-- START EXERCISE INPUTS --

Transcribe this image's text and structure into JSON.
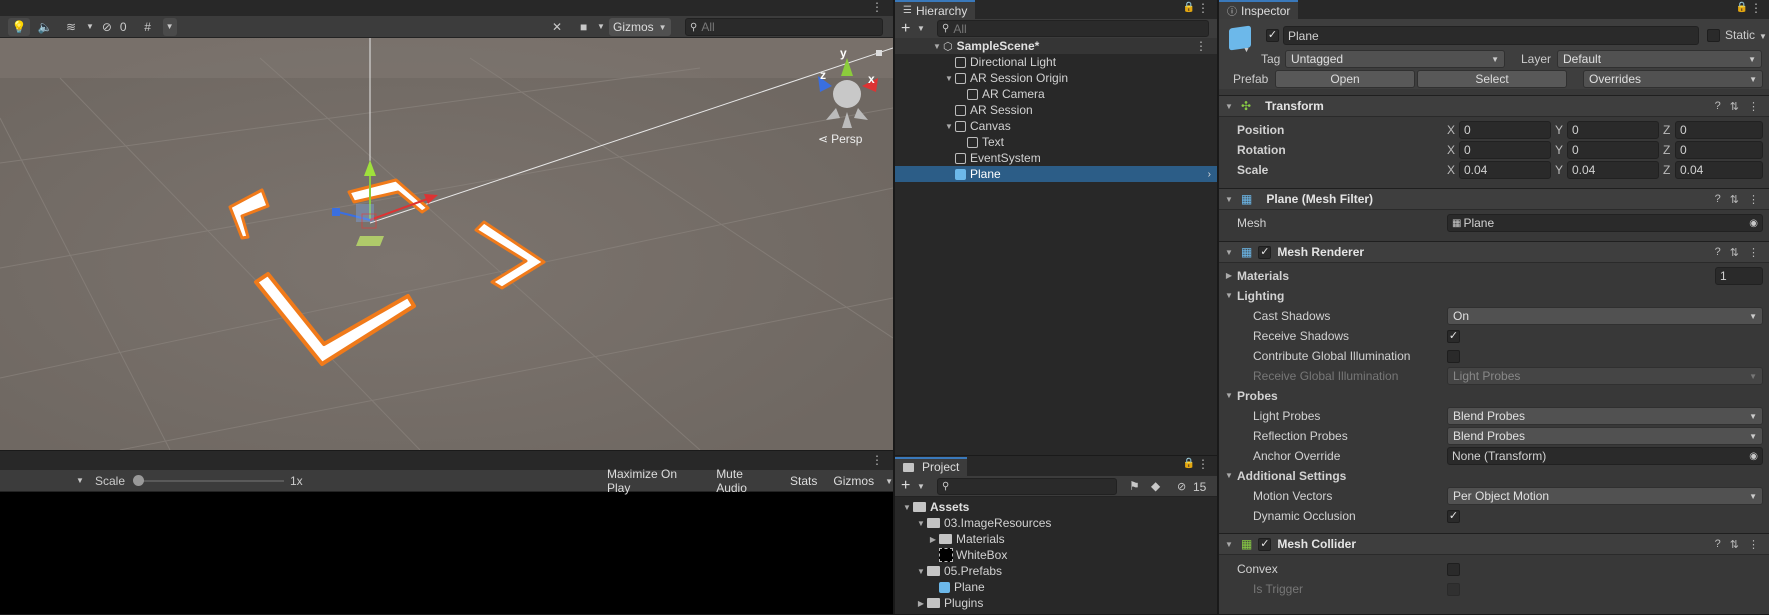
{
  "scene": {
    "gizmos_label": "Gizmos",
    "search_placeholder": "All",
    "hidden_count": "0",
    "persp_label": "Persp",
    "axis_y": "y",
    "axis_x": "x",
    "axis_z": "z"
  },
  "game": {
    "scale_label": "Scale",
    "scale_value": "1x",
    "buttons": [
      "Maximize On Play",
      "Mute Audio",
      "Stats",
      "Gizmos"
    ]
  },
  "hierarchy": {
    "tab": "Hierarchy",
    "search_placeholder": "All",
    "scene_name": "SampleScene*",
    "items": [
      "Directional Light",
      "AR Session Origin",
      "AR Camera",
      "AR Session",
      "Canvas",
      "Text",
      "EventSystem",
      "Plane"
    ]
  },
  "project": {
    "tab": "Project",
    "hidden_count": "15",
    "items": [
      "Assets",
      "03.ImageResources",
      "Materials",
      "WhiteBox",
      "05.Prefabs",
      "Plane",
      "Plugins"
    ]
  },
  "inspector": {
    "tab": "Inspector",
    "object_name": "Plane",
    "static_label": "Static",
    "tag_label": "Tag",
    "tag_value": "Untagged",
    "layer_label": "Layer",
    "layer_value": "Default",
    "prefab_label": "Prefab",
    "prefab_open": "Open",
    "prefab_select": "Select",
    "prefab_overrides": "Overrides",
    "transform": {
      "title": "Transform",
      "position_label": "Position",
      "rotation_label": "Rotation",
      "scale_label": "Scale",
      "position": [
        "0",
        "0",
        "0"
      ],
      "rotation": [
        "0",
        "0",
        "0"
      ],
      "scale": [
        "0.04",
        "0.04",
        "0.04"
      ],
      "x": "X",
      "y": "Y",
      "z": "Z"
    },
    "mesh_filter": {
      "title": "Plane (Mesh Filter)",
      "mesh_label": "Mesh",
      "mesh_value": "Plane"
    },
    "mesh_renderer": {
      "title": "Mesh Renderer",
      "materials_label": "Materials",
      "materials_count": "1",
      "lighting_label": "Lighting",
      "cast_shadows_label": "Cast Shadows",
      "cast_shadows_value": "On",
      "receive_shadows_label": "Receive Shadows",
      "contribute_gi_label": "Contribute Global Illumination",
      "receive_gi_label": "Receive Global Illumination",
      "receive_gi_value": "Light Probes",
      "probes_label": "Probes",
      "light_probes_label": "Light Probes",
      "light_probes_value": "Blend Probes",
      "reflection_probes_label": "Reflection Probes",
      "reflection_probes_value": "Blend Probes",
      "anchor_override_label": "Anchor Override",
      "anchor_override_value": "None (Transform)",
      "additional_label": "Additional Settings",
      "motion_vectors_label": "Motion Vectors",
      "motion_vectors_value": "Per Object Motion",
      "dynamic_occlusion_label": "Dynamic Occlusion"
    },
    "mesh_collider": {
      "title": "Mesh Collider",
      "convex_label": "Convex",
      "is_trigger_label": "Is Trigger"
    }
  },
  "colors": {
    "selection": "#2c5d87",
    "accent": "#3a79bb",
    "outline": "#f07a1a",
    "scene_bg": "#7a716b"
  }
}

-- END EXERCISE INPUTS --

Pictures stay out of the copy; please restate every record above exactly.

- **PROBLEM SOLUTION**
Transcribe this image's text and structure into JSON.
{
  "scene": {
    "gizmos_label": "Gizmos",
    "search_placeholder": "All",
    "hidden_count": "0",
    "persp_label": "Persp",
    "axis_y": "y",
    "axis_x": "x",
    "axis_z": "z"
  },
  "game": {
    "scale_label": "Scale",
    "scale_value": "1x",
    "buttons": [
      "Maximize On Play",
      "Mute Audio",
      "Stats",
      "Gizmos"
    ]
  },
  "hierarchy": {
    "tab": "Hierarchy",
    "search_placeholder": "All",
    "scene_name": "SampleScene*",
    "items": [
      "Directional Light",
      "AR Session Origin",
      "AR Camera",
      "AR Session",
      "Canvas",
      "Text",
      "EventSystem",
      "Plane"
    ]
  },
  "project": {
    "tab": "Project",
    "hidden_count": "15",
    "items": [
      "Assets",
      "03.ImageResources",
      "Materials",
      "WhiteBox",
      "05.Prefabs",
      "Plane",
      "Plugins"
    ]
  },
  "inspector": {
    "tab": "Inspector",
    "object_name": "Plane",
    "static_label": "Static",
    "tag_label": "Tag",
    "tag_value": "Untagged",
    "layer_label": "Layer",
    "layer_value": "Default",
    "prefab_label": "Prefab",
    "prefab_open": "Open",
    "prefab_select": "Select",
    "prefab_overrides": "Overrides",
    "transform": {
      "title": "Transform",
      "position_label": "Position",
      "rotation_label": "Rotation",
      "scale_label": "Scale",
      "position": [
        "0",
        "0",
        "0"
      ],
      "rotation": [
        "0",
        "0",
        "0"
      ],
      "scale": [
        "0.04",
        "0.04",
        "0.04"
      ],
      "x": "X",
      "y": "Y",
      "z": "Z"
    },
    "mesh_filter": {
      "title": "Plane (Mesh Filter)",
      "mesh_label": "Mesh",
      "mesh_value": "Plane"
    },
    "mesh_renderer": {
      "title": "Mesh Renderer",
      "materials_label": "Materials",
      "materials_count": "1",
      "lighting_label": "Lighting",
      "cast_shadows_label": "Cast Shadows",
      "cast_shadows_value": "On",
      "receive_shadows_label": "Receive Shadows",
      "contribute_gi_label": "Contribute Global Illumination",
      "receive_gi_label": "Receive Global Illumination",
      "receive_gi_value": "Light Probes",
      "probes_label": "Probes",
      "light_probes_label": "Light Probes",
      "light_probes_value": "Blend Probes",
      "reflection_probes_label": "Reflection Probes",
      "reflection_probes_value": "Blend Probes",
      "anchor_override_label": "Anchor Override",
      "anchor_override_value": "None (Transform)",
      "additional_label": "Additional Settings",
      "motion_vectors_label": "Motion Vectors",
      "motion_vectors_value": "Per Object Motion",
      "dynamic_occlusion_label": "Dynamic Occlusion"
    },
    "mesh_collider": {
      "title": "Mesh Collider",
      "convex_label": "Convex",
      "is_trigger_label": "Is Trigger"
    }
  },
  "colors": {
    "selection": "#2c5d87",
    "accent": "#3a79bb",
    "outline": "#f07a1a",
    "scene_bg": "#7a716b"
  }
}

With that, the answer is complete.